What you need to do
Reproduce every line of the material below word for word, without changing anything.

──────── Stored rows

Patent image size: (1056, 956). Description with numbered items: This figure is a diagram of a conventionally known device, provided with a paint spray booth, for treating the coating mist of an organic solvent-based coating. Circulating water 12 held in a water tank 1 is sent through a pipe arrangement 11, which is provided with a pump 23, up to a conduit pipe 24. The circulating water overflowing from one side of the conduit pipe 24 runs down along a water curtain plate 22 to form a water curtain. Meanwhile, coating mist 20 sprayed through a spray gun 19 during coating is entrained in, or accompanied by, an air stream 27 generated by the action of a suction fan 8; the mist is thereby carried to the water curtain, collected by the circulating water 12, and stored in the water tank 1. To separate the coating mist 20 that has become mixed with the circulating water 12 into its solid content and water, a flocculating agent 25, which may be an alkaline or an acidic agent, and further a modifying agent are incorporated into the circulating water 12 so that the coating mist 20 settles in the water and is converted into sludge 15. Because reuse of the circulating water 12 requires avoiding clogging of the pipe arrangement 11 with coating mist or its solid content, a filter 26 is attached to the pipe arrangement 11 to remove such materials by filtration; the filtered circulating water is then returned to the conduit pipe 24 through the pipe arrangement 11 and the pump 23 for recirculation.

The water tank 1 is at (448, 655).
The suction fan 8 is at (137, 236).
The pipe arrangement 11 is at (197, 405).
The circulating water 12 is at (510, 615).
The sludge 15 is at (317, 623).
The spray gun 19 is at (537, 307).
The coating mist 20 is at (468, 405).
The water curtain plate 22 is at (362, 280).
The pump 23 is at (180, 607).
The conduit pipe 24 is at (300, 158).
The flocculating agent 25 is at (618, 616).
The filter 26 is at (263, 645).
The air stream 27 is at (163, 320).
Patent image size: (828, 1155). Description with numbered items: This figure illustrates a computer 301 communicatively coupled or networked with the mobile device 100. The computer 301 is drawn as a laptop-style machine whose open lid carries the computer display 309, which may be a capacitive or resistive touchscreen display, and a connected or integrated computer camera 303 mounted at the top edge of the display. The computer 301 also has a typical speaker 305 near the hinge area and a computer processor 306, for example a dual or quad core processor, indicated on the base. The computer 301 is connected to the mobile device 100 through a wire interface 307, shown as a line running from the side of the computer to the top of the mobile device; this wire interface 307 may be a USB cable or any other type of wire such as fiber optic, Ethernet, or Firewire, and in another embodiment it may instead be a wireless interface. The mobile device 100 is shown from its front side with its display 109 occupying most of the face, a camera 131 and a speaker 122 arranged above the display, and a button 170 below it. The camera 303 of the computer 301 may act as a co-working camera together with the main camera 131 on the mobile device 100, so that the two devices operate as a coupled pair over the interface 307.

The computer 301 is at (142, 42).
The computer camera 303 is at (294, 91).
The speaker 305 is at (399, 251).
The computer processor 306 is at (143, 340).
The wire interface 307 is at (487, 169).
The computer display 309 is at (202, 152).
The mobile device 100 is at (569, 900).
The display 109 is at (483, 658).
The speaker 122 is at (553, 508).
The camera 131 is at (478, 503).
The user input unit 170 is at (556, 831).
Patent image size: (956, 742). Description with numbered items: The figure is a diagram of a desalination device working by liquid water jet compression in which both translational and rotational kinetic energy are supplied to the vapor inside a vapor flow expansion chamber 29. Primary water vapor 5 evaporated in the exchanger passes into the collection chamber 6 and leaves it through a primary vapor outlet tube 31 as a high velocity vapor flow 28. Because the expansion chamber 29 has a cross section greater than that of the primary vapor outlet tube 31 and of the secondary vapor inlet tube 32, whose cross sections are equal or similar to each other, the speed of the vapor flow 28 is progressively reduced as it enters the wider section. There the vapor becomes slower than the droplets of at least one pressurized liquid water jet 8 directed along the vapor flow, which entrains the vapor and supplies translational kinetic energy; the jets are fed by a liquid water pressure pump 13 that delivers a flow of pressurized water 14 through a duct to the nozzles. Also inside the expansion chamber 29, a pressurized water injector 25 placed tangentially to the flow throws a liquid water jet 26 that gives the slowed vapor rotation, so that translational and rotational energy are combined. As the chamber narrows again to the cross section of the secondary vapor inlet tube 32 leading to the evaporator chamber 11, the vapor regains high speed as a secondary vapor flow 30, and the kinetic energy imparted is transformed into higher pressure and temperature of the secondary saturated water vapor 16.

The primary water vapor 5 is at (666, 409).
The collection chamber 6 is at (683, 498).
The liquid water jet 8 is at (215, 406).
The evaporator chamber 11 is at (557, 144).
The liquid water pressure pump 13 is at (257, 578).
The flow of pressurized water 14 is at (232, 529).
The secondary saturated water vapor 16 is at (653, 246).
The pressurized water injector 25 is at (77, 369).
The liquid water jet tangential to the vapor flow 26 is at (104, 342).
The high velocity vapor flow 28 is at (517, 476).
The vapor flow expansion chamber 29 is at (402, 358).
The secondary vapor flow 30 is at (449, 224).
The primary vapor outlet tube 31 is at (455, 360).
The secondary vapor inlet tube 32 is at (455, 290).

────────────────

The output
Patent image size: (1056, 956). Description with numbered items: This figure is a diagram of a conventionally known device, provided with a paint spray booth, for treating the coating mist of an organic solvent-based coating. Circulating water 12 held in a water tank 1 is sent through a pipe arrangement 11, which is provided with a pump 23, up to a conduit pipe 24. The circulating water overflowing from one side of the conduit pipe 24 runs down along a water curtain plate 22 to form a water curtain. Meanwhile, coating mist 20 sprayed through a spray gun 19 during coating is entrained in, or accompanied by, an air stream 27 generated by the action of a suction fan 8; the mist is thereby carried to the water curtain, collected by the circulating water 12, and stored in the water tank 1. To separate the coating mist 20 that has become mixed with the circulating water 12 into its solid content and water, a flocculating agent 25, which may be an alkaline or an acidic agent, and further a modifying agent are incorporated into the circulating water 12 so that the coating mist 20 settles in the water and is converted into sludge 15. Because reuse of the circulating water 12 requires avoiding clogging of the pipe arrangement 11 with coating mist or its solid content, a filter 26 is attached to the pipe arrangement 11 to remove such materials by filtration; the filtered circulating water is then returned to the conduit pipe 24 through the pipe arrangement 11 and the pump 23 for recirculation.

The water tank 1 is at (448, 655).
The suction fan 8 is at (137, 236).
The pipe arrangement 11 is at (197, 405).
The circulating water 12 is at (510, 615).
The sludge 15 is at (317, 623).
The spray gun 19 is at (537, 307).
The coating mist 20 is at (468, 405).
The water curtain plate 22 is at (362, 280).
The pump 23 is at (180, 607).
The conduit pipe 24 is at (300, 158).
The flocculating agent 25 is at (618, 616).
The filter 26 is at (263, 645).
The air stream 27 is at (163, 320).
Patent image size: (828, 1155). Description with numbered items: This figure illustrates a computer 301 communicatively coupled or networked with the mobile device 100. The computer 301 is drawn as a laptop-style machine whose open lid carries the computer display 309, which may be a capacitive or resistive touchscreen display, and a connected or integrated computer camera 303 mounted at the top edge of the display. The computer 301 also has a typical speaker 305 near the hinge area and a computer processor 306, for example a dual or quad core processor, indicated on the base. The computer 301 is connected to the mobile device 100 through a wire interface 307, shown as a line running from the side of the computer to the top of the mobile device; this wire interface 307 may be a USB cable or any other type of wire such as fiber optic, Ethernet, or Firewire, and in another embodiment it may instead be a wireless interface. The mobile device 100 is shown from its front side with its display 109 occupying most of the face, a camera 131 and a speaker 122 arranged above the display, and a button 170 below it. The camera 303 of the computer 301 may act as a co-working camera together with the main camera 131 on the mobile device 100, so that the two devices operate as a coupled pair over the interface 307.

The computer 301 is at (142, 42).
The computer camera 303 is at (294, 91).
The speaker 305 is at (399, 251).
The computer processor 306 is at (143, 340).
The wire interface 307 is at (487, 169).
The computer display 309 is at (202, 152).
The mobile device 100 is at (569, 900).
The display 109 is at (483, 658).
The speaker 122 is at (553, 508).
The camera 131 is at (478, 503).
The user input unit 170 is at (556, 831).
Patent image size: (956, 742). Description with numbered items: The figure is a diagram of a desalination device working by liquid water jet compression in which both translational and rotational kinetic energy are supplied to the vapor inside a vapor flow expansion chamber 29. Primary water vapor 5 evaporated in the exchanger passes into the collection chamber 6 and leaves it through a primary vapor outlet tube 31 as a high velocity vapor flow 28. Because the expansion chamber 29 has a cross section greater than that of the primary vapor outlet tube 31 and of the secondary vapor inlet tube 32, whose cross sections are equal or similar to each other, the speed of the vapor flow 28 is progressively reduced as it enters the wider section. There the vapor becomes slower than the droplets of at least one pressurized liquid water jet 8 directed along the vapor flow, which entrains the vapor and supplies translational kinetic energy; the jets are fed by a liquid water pressure pump 13 that delivers a flow of pressurized water 14 through a duct to the nozzles. Also inside the expansion chamber 29, a pressurized water injector 25 placed tangentially to the flow throws a liquid water jet 26 that gives the slowed vapor rotation, so that translational and rotational energy are combined. As the chamber narrows again to the cross section of the secondary vapor inlet tube 32 leading to the evaporator chamber 11, the vapor regains high speed as a secondary vapor flow 30, and the kinetic energy imparted is transformed into higher pressure and temperature of the secondary saturated water vapor 16.

The primary water vapor 5 is at (666, 409).
The collection chamber 6 is at (683, 498).
The liquid water jet 8 is at (215, 406).
The evaporator chamber 11 is at (557, 144).
The liquid water pressure pump 13 is at (257, 578).
The flow of pressurized water 14 is at (232, 529).
The secondary saturated water vapor 16 is at (653, 246).
The pressurized water injector 25 is at (77, 369).
The liquid water jet tangential to the vapor flow 26 is at (104, 342).
The high velocity vapor flow 28 is at (517, 476).
The vapor flow expansion chamber 29 is at (402, 358).
The secondary vapor flow 30 is at (449, 224).
The primary vapor outlet tube 31 is at (455, 360).
The secondary vapor inlet tube 32 is at (455, 290).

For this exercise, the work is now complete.